* Information supplied
====================

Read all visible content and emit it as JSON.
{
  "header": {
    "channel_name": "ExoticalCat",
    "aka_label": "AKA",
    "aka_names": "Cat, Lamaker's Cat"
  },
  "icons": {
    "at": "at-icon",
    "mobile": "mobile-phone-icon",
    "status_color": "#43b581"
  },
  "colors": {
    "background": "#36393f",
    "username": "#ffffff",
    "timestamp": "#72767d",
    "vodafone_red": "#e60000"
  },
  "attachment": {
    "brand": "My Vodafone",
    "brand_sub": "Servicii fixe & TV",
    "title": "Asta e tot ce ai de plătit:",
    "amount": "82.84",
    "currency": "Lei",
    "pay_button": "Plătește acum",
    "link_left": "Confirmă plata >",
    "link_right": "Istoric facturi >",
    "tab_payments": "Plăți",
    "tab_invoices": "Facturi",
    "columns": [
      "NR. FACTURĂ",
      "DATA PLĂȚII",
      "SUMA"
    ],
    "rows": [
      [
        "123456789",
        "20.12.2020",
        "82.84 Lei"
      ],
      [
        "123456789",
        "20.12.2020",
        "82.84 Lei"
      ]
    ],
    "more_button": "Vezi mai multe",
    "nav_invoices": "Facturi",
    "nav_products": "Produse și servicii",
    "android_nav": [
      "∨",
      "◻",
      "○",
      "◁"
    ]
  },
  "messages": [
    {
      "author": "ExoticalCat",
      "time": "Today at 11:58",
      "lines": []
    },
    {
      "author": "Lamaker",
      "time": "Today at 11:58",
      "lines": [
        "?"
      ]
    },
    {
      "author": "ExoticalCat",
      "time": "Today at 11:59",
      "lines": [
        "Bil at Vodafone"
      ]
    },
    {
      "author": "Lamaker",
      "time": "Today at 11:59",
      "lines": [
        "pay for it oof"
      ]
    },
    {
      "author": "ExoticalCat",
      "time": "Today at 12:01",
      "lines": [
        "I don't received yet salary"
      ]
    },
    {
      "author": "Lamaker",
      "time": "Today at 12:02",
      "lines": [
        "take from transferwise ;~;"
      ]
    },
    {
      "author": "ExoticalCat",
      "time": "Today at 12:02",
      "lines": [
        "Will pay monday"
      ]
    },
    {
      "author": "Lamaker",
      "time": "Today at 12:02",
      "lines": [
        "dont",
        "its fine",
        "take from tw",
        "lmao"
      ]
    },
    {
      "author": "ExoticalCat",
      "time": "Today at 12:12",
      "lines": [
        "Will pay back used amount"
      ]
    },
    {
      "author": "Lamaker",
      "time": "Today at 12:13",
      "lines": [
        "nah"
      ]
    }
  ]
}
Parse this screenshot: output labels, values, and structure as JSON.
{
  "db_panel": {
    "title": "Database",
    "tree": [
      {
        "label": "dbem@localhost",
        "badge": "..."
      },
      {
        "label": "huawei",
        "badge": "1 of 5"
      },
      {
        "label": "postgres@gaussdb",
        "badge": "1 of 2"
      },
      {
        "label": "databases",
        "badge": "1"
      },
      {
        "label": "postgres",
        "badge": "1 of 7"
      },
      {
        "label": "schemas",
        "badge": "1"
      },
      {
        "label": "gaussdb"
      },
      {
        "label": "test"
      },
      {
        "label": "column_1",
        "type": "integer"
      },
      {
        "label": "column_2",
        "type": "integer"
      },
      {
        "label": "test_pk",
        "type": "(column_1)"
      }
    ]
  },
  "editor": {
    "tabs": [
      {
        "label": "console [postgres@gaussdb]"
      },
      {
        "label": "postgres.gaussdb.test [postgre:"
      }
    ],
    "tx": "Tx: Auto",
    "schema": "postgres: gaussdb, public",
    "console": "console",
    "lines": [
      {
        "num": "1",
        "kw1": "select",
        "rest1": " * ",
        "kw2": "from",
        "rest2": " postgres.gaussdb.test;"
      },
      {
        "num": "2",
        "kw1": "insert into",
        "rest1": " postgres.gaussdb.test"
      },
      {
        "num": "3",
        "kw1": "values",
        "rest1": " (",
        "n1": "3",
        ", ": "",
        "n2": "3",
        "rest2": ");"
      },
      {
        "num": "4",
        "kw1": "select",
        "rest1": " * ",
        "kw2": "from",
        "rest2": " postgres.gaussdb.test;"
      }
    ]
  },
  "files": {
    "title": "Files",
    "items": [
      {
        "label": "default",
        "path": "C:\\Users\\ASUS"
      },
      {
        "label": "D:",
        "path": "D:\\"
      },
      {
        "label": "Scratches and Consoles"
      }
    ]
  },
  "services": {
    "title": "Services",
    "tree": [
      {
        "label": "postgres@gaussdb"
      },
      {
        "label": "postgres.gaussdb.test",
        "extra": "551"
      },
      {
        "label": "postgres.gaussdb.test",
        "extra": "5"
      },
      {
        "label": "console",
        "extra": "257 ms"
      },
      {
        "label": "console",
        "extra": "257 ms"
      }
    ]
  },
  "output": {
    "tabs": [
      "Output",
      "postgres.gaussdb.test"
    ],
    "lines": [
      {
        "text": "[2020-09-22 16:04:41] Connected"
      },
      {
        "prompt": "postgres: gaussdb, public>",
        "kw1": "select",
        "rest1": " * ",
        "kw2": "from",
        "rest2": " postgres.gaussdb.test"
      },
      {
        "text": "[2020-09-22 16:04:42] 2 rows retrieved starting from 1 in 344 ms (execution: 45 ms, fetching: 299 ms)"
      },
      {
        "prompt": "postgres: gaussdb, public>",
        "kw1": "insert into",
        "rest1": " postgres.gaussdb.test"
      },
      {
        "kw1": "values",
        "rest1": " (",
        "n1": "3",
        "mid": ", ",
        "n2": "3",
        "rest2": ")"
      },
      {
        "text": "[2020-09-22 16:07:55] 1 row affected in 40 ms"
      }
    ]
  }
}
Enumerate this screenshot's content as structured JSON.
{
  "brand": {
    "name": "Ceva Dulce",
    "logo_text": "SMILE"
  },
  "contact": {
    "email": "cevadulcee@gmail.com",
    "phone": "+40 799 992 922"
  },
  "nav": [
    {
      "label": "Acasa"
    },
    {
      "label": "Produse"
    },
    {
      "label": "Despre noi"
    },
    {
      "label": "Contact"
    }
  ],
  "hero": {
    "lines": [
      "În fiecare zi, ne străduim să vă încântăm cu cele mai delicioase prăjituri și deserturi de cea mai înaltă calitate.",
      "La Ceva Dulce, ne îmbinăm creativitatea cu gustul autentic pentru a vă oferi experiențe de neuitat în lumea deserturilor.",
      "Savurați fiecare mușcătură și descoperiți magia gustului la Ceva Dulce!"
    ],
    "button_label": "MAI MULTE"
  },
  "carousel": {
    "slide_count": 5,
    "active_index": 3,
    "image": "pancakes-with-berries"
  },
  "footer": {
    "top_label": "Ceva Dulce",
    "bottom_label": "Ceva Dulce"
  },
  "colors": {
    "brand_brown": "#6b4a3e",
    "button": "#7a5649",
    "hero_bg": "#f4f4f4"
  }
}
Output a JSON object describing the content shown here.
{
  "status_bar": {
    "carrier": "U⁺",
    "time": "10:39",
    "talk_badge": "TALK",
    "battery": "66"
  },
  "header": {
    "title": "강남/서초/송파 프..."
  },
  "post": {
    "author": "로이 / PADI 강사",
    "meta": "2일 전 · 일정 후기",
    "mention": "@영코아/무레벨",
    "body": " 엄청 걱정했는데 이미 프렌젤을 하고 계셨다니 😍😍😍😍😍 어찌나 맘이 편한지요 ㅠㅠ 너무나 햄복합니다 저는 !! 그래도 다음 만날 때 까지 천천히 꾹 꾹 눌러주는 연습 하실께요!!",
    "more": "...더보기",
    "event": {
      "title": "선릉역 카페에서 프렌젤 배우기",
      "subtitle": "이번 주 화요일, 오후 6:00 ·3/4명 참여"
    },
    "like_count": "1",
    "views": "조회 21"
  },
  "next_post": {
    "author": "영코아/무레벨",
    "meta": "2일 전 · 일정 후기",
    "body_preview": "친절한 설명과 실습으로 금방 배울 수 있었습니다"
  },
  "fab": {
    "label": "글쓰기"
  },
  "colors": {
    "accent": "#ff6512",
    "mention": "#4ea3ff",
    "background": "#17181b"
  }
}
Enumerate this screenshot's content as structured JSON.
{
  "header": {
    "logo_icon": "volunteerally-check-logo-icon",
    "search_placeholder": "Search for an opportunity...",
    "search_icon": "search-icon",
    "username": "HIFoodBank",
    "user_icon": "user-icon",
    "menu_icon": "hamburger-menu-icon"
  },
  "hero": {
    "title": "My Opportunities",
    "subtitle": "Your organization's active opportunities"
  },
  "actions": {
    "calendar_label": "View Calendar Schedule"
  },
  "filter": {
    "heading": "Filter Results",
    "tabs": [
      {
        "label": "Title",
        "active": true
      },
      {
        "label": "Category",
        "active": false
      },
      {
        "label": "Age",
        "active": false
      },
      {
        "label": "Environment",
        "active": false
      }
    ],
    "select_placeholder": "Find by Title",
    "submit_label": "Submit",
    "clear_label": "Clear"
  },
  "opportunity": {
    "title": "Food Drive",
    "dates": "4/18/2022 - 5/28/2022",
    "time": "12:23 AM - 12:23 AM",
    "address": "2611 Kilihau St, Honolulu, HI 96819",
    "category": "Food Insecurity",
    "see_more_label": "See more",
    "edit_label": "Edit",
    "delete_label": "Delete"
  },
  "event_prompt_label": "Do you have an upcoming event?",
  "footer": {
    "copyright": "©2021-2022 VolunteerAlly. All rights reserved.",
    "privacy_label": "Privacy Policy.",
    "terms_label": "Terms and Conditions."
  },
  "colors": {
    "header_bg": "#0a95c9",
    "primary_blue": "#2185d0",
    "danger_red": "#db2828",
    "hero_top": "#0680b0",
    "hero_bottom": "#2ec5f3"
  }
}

====================

* The problem
Report all lines of the data that include the word "opportunity".

* The output
    "search_placeholder": "Search for an opportunity...",
  "opportunity": {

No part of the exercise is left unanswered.